**Annotated element entries:**
** START **

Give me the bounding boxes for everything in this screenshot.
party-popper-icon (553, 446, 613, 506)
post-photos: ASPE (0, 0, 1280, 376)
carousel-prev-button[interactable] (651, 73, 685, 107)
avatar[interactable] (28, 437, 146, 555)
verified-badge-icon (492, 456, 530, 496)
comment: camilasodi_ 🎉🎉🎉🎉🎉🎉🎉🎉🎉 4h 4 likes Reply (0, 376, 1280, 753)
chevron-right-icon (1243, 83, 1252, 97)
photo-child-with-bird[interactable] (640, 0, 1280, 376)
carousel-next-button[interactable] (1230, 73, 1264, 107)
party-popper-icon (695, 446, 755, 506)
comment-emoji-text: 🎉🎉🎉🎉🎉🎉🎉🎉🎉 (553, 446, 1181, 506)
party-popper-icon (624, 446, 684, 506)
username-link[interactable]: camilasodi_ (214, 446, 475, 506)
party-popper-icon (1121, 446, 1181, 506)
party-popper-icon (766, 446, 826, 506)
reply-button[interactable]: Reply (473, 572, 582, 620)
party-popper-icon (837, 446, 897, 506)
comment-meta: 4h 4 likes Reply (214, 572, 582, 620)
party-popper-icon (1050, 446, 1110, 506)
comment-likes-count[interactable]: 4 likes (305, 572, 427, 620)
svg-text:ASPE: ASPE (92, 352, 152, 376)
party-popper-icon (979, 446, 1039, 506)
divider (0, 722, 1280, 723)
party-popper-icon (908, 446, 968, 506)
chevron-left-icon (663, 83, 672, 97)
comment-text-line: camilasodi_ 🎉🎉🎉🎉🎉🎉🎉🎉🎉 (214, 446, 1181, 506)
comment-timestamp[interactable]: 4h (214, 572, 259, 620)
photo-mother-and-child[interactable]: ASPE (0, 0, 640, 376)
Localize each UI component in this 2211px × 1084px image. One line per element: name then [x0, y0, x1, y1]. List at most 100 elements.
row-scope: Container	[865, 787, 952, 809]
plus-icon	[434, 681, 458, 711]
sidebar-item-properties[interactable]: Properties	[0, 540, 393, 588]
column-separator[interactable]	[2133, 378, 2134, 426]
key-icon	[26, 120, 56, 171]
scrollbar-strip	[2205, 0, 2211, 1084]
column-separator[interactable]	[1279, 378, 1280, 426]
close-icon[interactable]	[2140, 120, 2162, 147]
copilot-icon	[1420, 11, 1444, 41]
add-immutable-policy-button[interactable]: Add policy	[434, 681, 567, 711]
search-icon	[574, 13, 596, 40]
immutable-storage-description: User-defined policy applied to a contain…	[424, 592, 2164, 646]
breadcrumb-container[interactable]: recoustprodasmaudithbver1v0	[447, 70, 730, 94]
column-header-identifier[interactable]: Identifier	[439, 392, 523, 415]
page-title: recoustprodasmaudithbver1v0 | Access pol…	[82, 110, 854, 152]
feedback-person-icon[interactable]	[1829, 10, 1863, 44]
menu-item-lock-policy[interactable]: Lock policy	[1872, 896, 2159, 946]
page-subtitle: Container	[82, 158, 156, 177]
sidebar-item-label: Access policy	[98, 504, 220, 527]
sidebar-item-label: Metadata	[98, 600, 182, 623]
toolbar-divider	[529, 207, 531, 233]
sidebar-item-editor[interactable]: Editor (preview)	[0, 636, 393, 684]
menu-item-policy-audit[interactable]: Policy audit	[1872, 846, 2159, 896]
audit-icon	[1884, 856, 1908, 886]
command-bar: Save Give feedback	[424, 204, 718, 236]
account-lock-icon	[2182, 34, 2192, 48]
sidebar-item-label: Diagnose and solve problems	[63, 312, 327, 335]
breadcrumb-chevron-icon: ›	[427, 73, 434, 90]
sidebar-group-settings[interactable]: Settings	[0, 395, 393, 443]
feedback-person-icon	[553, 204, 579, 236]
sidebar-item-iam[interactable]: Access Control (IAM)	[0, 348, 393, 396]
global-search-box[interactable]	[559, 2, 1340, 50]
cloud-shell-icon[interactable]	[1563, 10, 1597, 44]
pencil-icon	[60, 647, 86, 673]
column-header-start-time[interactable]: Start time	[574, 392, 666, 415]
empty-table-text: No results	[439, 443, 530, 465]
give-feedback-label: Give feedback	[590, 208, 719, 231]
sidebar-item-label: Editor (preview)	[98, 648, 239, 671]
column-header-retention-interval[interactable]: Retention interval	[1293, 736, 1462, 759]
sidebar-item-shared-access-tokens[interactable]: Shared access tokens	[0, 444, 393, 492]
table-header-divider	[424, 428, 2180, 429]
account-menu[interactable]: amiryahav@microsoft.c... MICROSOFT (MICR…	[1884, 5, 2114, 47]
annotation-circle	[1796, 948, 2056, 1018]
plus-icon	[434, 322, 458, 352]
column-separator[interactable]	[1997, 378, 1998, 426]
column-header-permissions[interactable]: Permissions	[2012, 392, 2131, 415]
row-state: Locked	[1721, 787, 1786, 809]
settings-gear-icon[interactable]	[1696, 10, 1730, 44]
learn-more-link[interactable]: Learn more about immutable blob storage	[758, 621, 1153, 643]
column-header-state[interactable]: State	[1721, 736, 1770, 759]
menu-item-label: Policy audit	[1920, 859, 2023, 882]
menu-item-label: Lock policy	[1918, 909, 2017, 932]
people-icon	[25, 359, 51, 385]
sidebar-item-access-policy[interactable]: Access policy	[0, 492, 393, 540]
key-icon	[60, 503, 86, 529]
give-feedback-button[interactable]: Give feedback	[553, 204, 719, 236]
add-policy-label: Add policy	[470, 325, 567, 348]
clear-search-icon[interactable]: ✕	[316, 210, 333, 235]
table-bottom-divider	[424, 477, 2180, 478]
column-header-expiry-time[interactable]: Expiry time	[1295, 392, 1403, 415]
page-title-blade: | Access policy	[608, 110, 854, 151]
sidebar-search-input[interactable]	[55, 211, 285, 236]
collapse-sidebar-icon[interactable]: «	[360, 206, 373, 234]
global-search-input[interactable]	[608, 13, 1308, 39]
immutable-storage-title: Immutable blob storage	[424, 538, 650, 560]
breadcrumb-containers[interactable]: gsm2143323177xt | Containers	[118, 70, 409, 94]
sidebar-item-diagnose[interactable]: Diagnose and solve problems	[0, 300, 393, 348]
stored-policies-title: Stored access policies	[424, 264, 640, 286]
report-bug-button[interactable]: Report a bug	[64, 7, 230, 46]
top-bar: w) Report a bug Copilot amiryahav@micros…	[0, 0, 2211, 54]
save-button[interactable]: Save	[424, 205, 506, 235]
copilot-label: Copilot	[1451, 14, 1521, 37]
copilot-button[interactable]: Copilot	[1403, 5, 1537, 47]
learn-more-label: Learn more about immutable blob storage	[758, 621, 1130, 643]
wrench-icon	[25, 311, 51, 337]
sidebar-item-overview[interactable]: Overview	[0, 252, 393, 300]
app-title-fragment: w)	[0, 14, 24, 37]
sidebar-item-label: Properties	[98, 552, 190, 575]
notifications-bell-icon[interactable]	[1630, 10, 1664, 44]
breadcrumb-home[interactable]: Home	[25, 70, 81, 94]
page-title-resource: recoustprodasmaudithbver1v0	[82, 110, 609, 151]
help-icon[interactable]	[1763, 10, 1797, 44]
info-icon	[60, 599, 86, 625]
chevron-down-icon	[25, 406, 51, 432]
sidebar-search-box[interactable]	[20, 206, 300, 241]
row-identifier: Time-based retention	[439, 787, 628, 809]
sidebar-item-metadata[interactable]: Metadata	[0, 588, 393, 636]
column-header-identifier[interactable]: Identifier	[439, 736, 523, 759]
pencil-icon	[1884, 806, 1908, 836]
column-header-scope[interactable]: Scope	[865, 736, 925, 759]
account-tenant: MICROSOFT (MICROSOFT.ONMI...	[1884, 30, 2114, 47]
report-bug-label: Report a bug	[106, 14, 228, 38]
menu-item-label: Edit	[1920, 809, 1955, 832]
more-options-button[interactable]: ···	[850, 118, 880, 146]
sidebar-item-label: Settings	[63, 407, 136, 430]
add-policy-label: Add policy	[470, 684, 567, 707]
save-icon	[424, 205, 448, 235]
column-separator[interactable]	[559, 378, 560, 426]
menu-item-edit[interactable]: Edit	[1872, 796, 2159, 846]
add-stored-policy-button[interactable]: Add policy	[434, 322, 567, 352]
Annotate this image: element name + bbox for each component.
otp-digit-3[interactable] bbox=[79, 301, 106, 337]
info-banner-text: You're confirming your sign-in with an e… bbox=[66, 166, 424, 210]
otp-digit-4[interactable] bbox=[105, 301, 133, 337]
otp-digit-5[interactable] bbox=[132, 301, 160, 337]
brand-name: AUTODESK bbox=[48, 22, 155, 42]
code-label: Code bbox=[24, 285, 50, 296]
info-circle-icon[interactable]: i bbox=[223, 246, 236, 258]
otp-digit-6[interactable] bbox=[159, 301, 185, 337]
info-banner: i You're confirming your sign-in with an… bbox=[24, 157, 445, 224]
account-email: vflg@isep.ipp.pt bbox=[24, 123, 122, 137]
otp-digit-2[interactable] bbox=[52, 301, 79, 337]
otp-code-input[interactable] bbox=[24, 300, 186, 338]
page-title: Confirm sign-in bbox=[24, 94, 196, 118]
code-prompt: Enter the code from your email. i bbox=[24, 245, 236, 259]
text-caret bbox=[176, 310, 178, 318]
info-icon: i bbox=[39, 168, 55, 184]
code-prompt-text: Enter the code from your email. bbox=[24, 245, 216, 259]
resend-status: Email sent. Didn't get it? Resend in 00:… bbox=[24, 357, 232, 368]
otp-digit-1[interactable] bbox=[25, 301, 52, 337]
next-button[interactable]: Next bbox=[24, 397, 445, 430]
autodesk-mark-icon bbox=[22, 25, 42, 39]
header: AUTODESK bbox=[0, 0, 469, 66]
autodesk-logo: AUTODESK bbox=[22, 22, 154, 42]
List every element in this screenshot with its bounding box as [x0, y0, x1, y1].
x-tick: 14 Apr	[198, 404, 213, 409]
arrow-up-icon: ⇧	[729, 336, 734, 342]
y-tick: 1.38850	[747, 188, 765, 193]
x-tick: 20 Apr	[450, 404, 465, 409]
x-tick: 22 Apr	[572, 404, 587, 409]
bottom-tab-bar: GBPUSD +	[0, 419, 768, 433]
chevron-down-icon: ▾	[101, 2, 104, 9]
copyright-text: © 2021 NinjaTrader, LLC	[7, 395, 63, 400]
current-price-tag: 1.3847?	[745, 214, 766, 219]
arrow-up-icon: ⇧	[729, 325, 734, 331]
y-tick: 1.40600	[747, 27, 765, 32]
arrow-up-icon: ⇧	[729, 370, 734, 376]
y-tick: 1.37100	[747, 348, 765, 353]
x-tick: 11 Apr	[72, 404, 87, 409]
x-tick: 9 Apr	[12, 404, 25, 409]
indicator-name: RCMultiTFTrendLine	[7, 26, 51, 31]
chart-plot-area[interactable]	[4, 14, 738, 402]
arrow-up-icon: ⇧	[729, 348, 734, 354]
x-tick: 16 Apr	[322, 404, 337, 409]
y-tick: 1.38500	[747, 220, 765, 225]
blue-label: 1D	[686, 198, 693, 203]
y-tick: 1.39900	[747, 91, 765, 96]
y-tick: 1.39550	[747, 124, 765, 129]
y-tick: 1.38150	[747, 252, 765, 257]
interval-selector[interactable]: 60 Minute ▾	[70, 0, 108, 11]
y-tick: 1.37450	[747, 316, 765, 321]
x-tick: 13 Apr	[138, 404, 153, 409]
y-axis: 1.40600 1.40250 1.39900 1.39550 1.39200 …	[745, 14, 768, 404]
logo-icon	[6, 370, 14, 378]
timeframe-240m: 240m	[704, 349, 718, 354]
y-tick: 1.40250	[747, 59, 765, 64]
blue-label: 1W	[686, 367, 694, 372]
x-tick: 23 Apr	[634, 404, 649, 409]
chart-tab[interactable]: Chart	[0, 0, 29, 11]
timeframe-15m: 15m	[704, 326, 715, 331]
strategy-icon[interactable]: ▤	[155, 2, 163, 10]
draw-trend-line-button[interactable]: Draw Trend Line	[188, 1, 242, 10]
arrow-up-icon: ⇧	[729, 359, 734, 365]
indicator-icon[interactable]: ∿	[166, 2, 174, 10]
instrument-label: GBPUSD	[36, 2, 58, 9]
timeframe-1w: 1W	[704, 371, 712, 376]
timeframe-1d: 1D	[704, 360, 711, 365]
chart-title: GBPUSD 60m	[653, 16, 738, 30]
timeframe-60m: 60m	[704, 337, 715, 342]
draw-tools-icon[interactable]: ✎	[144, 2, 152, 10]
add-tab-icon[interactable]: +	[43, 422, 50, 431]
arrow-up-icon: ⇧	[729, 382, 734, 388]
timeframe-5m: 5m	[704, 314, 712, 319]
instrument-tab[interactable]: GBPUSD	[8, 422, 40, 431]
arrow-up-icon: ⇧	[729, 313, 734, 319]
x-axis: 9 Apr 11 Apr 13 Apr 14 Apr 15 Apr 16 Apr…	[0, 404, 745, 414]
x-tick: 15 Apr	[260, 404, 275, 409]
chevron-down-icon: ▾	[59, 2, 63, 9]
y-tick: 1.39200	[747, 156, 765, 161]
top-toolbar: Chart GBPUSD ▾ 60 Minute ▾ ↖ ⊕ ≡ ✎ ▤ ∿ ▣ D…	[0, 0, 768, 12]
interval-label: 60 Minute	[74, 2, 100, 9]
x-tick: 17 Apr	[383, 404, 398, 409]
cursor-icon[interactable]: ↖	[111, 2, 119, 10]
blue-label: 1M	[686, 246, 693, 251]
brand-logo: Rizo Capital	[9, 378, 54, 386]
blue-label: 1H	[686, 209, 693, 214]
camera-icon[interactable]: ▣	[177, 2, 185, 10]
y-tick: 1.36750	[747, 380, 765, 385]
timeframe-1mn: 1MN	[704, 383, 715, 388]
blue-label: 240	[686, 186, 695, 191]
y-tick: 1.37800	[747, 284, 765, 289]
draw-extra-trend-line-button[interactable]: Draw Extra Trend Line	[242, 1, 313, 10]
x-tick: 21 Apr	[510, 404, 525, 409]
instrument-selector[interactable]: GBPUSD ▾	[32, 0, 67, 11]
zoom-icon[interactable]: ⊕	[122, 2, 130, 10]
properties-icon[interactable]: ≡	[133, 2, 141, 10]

** END **

**Challenge:**
Copy everything from the start of the material down to "reply-button[interactable]: Reply (473, 572, 582, 620)", swapping "carousel-prev-button" for "carousel-back-button" and leaving all else as it is.

**Exercise output:**
Give me the bounding boxes for everything in this screenshot.
party-popper-icon (553, 446, 613, 506)
post-photos: ASPE (0, 0, 1280, 376)
carousel-back-button[interactable] (651, 73, 685, 107)
avatar[interactable] (28, 437, 146, 555)
verified-badge-icon (492, 456, 530, 496)
comment: camilasodi_ 🎉🎉🎉🎉🎉🎉🎉🎉🎉 4h 4 likes Reply (0, 376, 1280, 753)
chevron-right-icon (1243, 83, 1252, 97)
photo-child-with-bird[interactable] (640, 0, 1280, 376)
carousel-next-button[interactable] (1230, 73, 1264, 107)
party-popper-icon (695, 446, 755, 506)
comment-emoji-text: 🎉🎉🎉🎉🎉🎉🎉🎉🎉 (553, 446, 1181, 506)
party-popper-icon (624, 446, 684, 506)
username-link[interactable]: camilasodi_ (214, 446, 475, 506)
party-popper-icon (1121, 446, 1181, 506)
party-popper-icon (766, 446, 826, 506)
reply-button[interactable]: Reply (473, 572, 582, 620)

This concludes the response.